Data excerpts

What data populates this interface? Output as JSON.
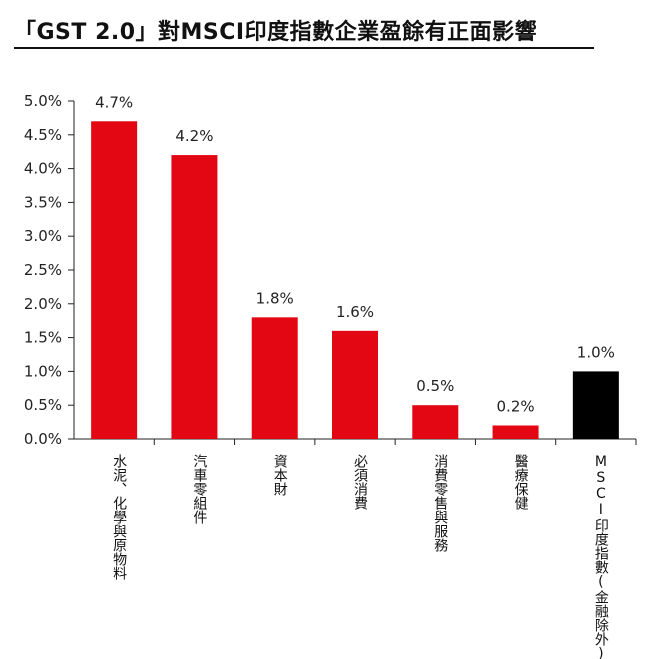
{
  "chart_data": {
    "type": "bar",
    "title": "「GST 2.0」對MSCI印度指數企業盈餘有正面影響",
    "categories": [
      "水泥、化學與原物料",
      "汽車零組件",
      "資本財",
      "必須消費",
      "消費零售與服務",
      "醫療保健",
      "MSCI印度指數(金融除外)"
    ],
    "values": [
      4.7,
      4.2,
      1.8,
      1.6,
      0.5,
      0.2,
      1.0
    ],
    "data_labels": [
      "4.7%",
      "4.2%",
      "1.8%",
      "1.6%",
      "0.5%",
      "0.2%",
      "1.0%"
    ],
    "y_ticks": [
      "0.0%",
      "0.5%",
      "1.0%",
      "1.5%",
      "2.0%",
      "2.5%",
      "3.0%",
      "3.5%",
      "4.0%",
      "4.5%",
      "5.0%"
    ],
    "ylim": [
      0,
      5
    ],
    "grid": false,
    "colors": [
      "#e30613",
      "#e30613",
      "#e30613",
      "#e30613",
      "#e30613",
      "#e30613",
      "#000000"
    ]
  }
}
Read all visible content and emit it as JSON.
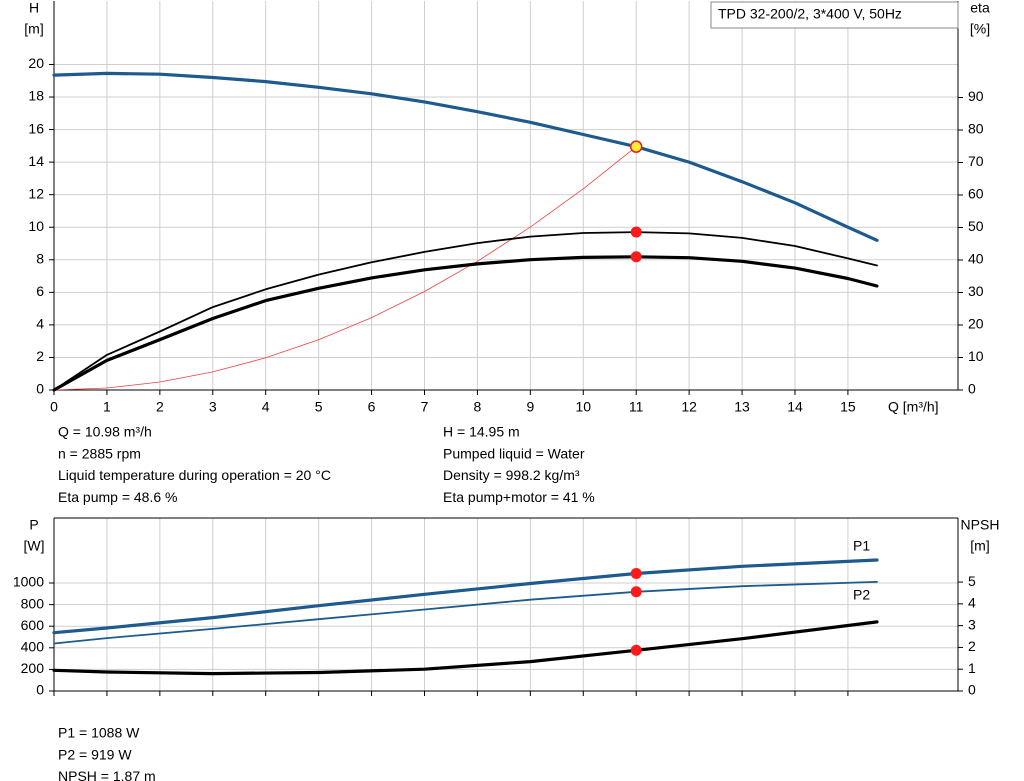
{
  "chart_data": [
    {
      "type": "line",
      "legend": "TPD 32-200/2, 3*400 V, 50Hz",
      "ylabel": "H",
      "yunit": "[m]",
      "y2label": "eta",
      "y2unit": "[%]",
      "xlabel": "Q [m³/h]",
      "xlim": [
        0,
        17.08
      ],
      "xticks": [
        0,
        1,
        2,
        3,
        4,
        5,
        6,
        7,
        8,
        9,
        10,
        11,
        12,
        13,
        14,
        15
      ],
      "ylim": [
        0,
        23.9
      ],
      "yticks": [
        0,
        2,
        4,
        6,
        8,
        10,
        12,
        14,
        16,
        18,
        20
      ],
      "y2lim": [
        0,
        119.7
      ],
      "y2ticks": [
        0,
        10,
        20,
        30,
        40,
        50,
        60,
        70,
        80,
        90
      ],
      "grid": true,
      "duty_x": 11,
      "series": [
        {
          "color": "#f04040",
          "style": "thin",
          "x": [
            0,
            1,
            2,
            3,
            4,
            5,
            6,
            7,
            8,
            9,
            10,
            11
          ],
          "values": [
            0,
            0.12,
            0.49,
            1.11,
            1.98,
            3.09,
            4.45,
            6.05,
            7.91,
            10.01,
            12.36,
            14.95
          ]
        },
        {
          "color": "#000000",
          "style": "normal",
          "axis": "y2",
          "marker_color": "#ff1a1a",
          "x": [
            0,
            1,
            2,
            3,
            4,
            5,
            6,
            7,
            8,
            9,
            10,
            11,
            12,
            13,
            14,
            15,
            15.55
          ],
          "values": [
            0,
            10.8,
            18,
            25.5,
            31,
            35.5,
            39.3,
            42.5,
            45.2,
            47.2,
            48.3,
            48.6,
            48.2,
            46.8,
            44.3,
            40.5,
            38.3
          ]
        },
        {
          "color": "#000000",
          "style": "thick",
          "axis": "y2",
          "marker_color": "#ff1a1a",
          "x": [
            0,
            1,
            2,
            3,
            4,
            5,
            6,
            7,
            8,
            9,
            10,
            11,
            12,
            13,
            14,
            15,
            15.55
          ],
          "values": [
            0,
            9.1,
            15.5,
            22,
            27.5,
            31.3,
            34.5,
            37,
            38.8,
            40.1,
            40.8,
            41,
            40.7,
            39.6,
            37.5,
            34.3,
            32
          ]
        },
        {
          "color": "#1d5a8e",
          "style": "thick",
          "marker_color": "#ffee33",
          "x": [
            0,
            1,
            2,
            3,
            4,
            5,
            6,
            7,
            8,
            9,
            10,
            11,
            12,
            13,
            14,
            15,
            15.55
          ],
          "values": [
            19.35,
            19.45,
            19.4,
            19.2,
            18.95,
            18.6,
            18.2,
            17.7,
            17.1,
            16.45,
            15.7,
            14.95,
            14.0,
            12.8,
            11.5,
            10.0,
            9.2
          ]
        }
      ],
      "notes_left": [
        "Q = 10.98 m³/h",
        "n = 2885 rpm",
        "Liquid temperature during operation = 20 °C",
        "Eta pump = 48.6 %"
      ],
      "notes_right": [
        "H = 14.95 m",
        "Pumped liquid = Water",
        "Density = 998.2 kg/m³",
        "Eta pump+motor = 41 %"
      ]
    },
    {
      "type": "line",
      "ylabel": "P",
      "yunit": "[W]",
      "y2label": "NPSH",
      "y2unit": "[m]",
      "xlim": [
        0,
        17.08
      ],
      "xticks": [
        0,
        1,
        2,
        3,
        4,
        5,
        6,
        7,
        8,
        9,
        10,
        11,
        12,
        13,
        14,
        15
      ],
      "xtick_labels": false,
      "ylim": [
        0,
        1602
      ],
      "yticks": [
        0,
        200,
        400,
        600,
        800,
        1000
      ],
      "y2lim": [
        0,
        7.94
      ],
      "y2ticks": [
        0,
        1,
        2,
        3,
        4,
        5
      ],
      "grid": true,
      "duty_x": 11,
      "series": [
        {
          "name": "P1",
          "label_side": "above",
          "color": "#1d5a8e",
          "style": "thick",
          "marker_color": "#ff1a1a",
          "x": [
            0,
            1,
            3,
            5,
            7,
            9,
            11,
            13,
            15.55
          ],
          "values": [
            540,
            583,
            680,
            790,
            895,
            995,
            1088,
            1155,
            1213
          ]
        },
        {
          "name": "P2",
          "label_side": "below",
          "color": "#1d5a8e",
          "style": "normal",
          "marker_color": "#ff1a1a",
          "x": [
            0,
            1,
            3,
            5,
            7,
            9,
            11,
            13,
            15.55
          ],
          "values": [
            440,
            490,
            575,
            665,
            755,
            845,
            919,
            970,
            1010
          ]
        },
        {
          "color": "#000000",
          "style": "thick",
          "axis": "y2",
          "marker_color": "#ff1a1a",
          "x": [
            0,
            1,
            3,
            5,
            7,
            9,
            11,
            13,
            15.55
          ],
          "values": [
            0.95,
            0.87,
            0.8,
            0.85,
            1.0,
            1.35,
            1.87,
            2.4,
            3.17
          ]
        }
      ],
      "notes_left": [
        "P1 = 1088 W",
        "P2 = 919 W",
        "NPSH = 1.87 m"
      ]
    }
  ]
}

Short exercise
Write out every entry again word for word, without any of the pictures.

Output
What data populates this interface? Output as JSON.
{
  "chart_data": {
    "type": "bar",
    "title": "「GST 2.0」對MSCI印度指數企業盈餘有正面影響",
    "categories": [
      "水泥、化學與原物料",
      "汽車零組件",
      "資本財",
      "必須消費",
      "消費零售與服務",
      "醫療保健",
      "MSCI印度指數(金融除外)"
    ],
    "values": [
      4.7,
      4.2,
      1.8,
      1.6,
      0.5,
      0.2,
      1.0
    ],
    "data_labels": [
      "4.7%",
      "4.2%",
      "1.8%",
      "1.6%",
      "0.5%",
      "0.2%",
      "1.0%"
    ],
    "y_ticks": [
      "0.0%",
      "0.5%",
      "1.0%",
      "1.5%",
      "2.0%",
      "2.5%",
      "3.0%",
      "3.5%",
      "4.0%",
      "4.5%",
      "5.0%"
    ],
    "ylim": [
      0,
      5
    ],
    "grid": false,
    "colors": [
      "#e30613",
      "#e30613",
      "#e30613",
      "#e30613",
      "#e30613",
      "#e30613",
      "#000000"
    ]
  }
}
Read all visible content and emit it as JSON.
{
  "chart_data": [
    {
      "type": "line",
      "legend": "TPD 32-200/2, 3*400 V, 50Hz",
      "ylabel": "H",
      "yunit": "[m]",
      "y2label": "eta",
      "y2unit": "[%]",
      "xlabel": "Q [m³/h]",
      "xlim": [
        0,
        17.08
      ],
      "xticks": [
        0,
        1,
        2,
        3,
        4,
        5,
        6,
        7,
        8,
        9,
        10,
        11,
        12,
        13,
        14,
        15
      ],
      "ylim": [
        0,
        23.9
      ],
      "yticks": [
        0,
        2,
        4,
        6,
        8,
        10,
        12,
        14,
        16,
        18,
        20
      ],
      "y2lim": [
        0,
        119.7
      ],
      "y2ticks": [
        0,
        10,
        20,
        30,
        40,
        50,
        60,
        70,
        80,
        90
      ],
      "grid": true,
      "duty_x": 11,
      "series": [
        {
          "color": "#f04040",
          "style": "thin",
          "x": [
            0,
            1,
            2,
            3,
            4,
            5,
            6,
            7,
            8,
            9,
            10,
            11
          ],
          "values": [
            0,
            0.12,
            0.49,
            1.11,
            1.98,
            3.09,
            4.45,
            6.05,
            7.91,
            10.01,
            12.36,
            14.95
          ]
        },
        {
          "color": "#000000",
          "style": "normal",
          "axis": "y2",
          "marker_color": "#ff1a1a",
          "x": [
            0,
            1,
            2,
            3,
            4,
            5,
            6,
            7,
            8,
            9,
            10,
            11,
            12,
            13,
            14,
            15,
            15.55
          ],
          "values": [
            0,
            10.8,
            18,
            25.5,
            31,
            35.5,
            39.3,
            42.5,
            45.2,
            47.2,
            48.3,
            48.6,
            48.2,
            46.8,
            44.3,
            40.5,
            38.3
          ]
        },
        {
          "color": "#000000",
          "style": "thick",
          "axis": "y2",
          "marker_color": "#ff1a1a",
          "x": [
            0,
            1,
            2,
            3,
            4,
            5,
            6,
            7,
            8,
            9,
            10,
            11,
            12,
            13,
            14,
            15,
            15.55
          ],
          "values": [
            0,
            9.1,
            15.5,
            22,
            27.5,
            31.3,
            34.5,
            37,
            38.8,
            40.1,
            40.8,
            41,
            40.7,
            39.6,
            37.5,
            34.3,
            32
          ]
        },
        {
          "color": "#1d5a8e",
          "style": "thick",
          "marker_color": "#ffee33",
          "x": [
            0,
            1,
            2,
            3,
            4,
            5,
            6,
            7,
            8,
            9,
            10,
            11,
            12,
            13,
            14,
            15,
            15.55
          ],
          "values": [
            19.35,
            19.45,
            19.4,
            19.2,
            18.95,
            18.6,
            18.2,
            17.7,
            17.1,
            16.45,
            15.7,
            14.95,
            14.0,
            12.8,
            11.5,
            10.0,
            9.2
          ]
        }
      ],
      "notes_left": [
        "Q = 10.98 m³/h",
        "n = 2885 rpm",
        "Liquid temperature during operation = 20 °C",
        "Eta pump = 48.6 %"
      ],
      "notes_right": [
        "H = 14.95 m",
        "Pumped liquid = Water",
        "Density = 998.2 kg/m³",
        "Eta pump+motor = 41 %"
      ]
    },
    {
      "type": "line",
      "ylabel": "P",
      "yunit": "[W]",
      "y2label": "NPSH",
      "y2unit": "[m]",
      "xlim": [
        0,
        17.08
      ],
      "xticks": [
        0,
        1,
        2,
        3,
        4,
        5,
        6,
        7,
        8,
        9,
        10,
        11,
        12,
        13,
        14,
        15
      ],
      "xtick_labels": false,
      "ylim": [
        0,
        1602
      ],
      "yticks": [
        0,
        200,
        400,
        600,
        800,
        1000
      ],
      "y2lim": [
        0,
        7.94
      ],
      "y2ticks": [
        0,
        1,
        2,
        3,
        4,
        5
      ],
      "grid": true,
      "duty_x": 11,
      "series": [
        {
          "name": "P1",
          "label_side": "above",
          "color": "#1d5a8e",
          "style": "thick",
          "marker_color": "#ff1a1a",
          "x": [
            0,
            1,
            3,
            5,
            7,
            9,
            11,
            13,
            15.55
          ],
          "values": [
            540,
            583,
            680,
            790,
            895,
            995,
            1088,
            1155,
            1213
          ]
        },
        {
          "name": "P2",
          "label_side": "below",
          "color": "#1d5a8e",
          "style": "normal",
          "marker_color": "#ff1a1a",
          "x": [
            0,
            1,
            3,
            5,
            7,
            9,
            11,
            13,
            15.55
          ],
          "values": [
            440,
            490,
            575,
            665,
            755,
            845,
            919,
            970,
            1010
          ]
        },
        {
          "color": "#000000",
          "style": "thick",
          "axis": "y2",
          "marker_color": "#ff1a1a",
          "x": [
            0,
            1,
            3,
            5,
            7,
            9,
            11,
            13,
            15.55
          ],
          "values": [
            0.95,
            0.87,
            0.8,
            0.85,
            1.0,
            1.35,
            1.87,
            2.4,
            3.17
          ]
        }
      ],
      "notes_left": [
        "P1 = 1088 W",
        "P2 = 919 W",
        "NPSH = 1.87 m"
      ]
    }
  ]
}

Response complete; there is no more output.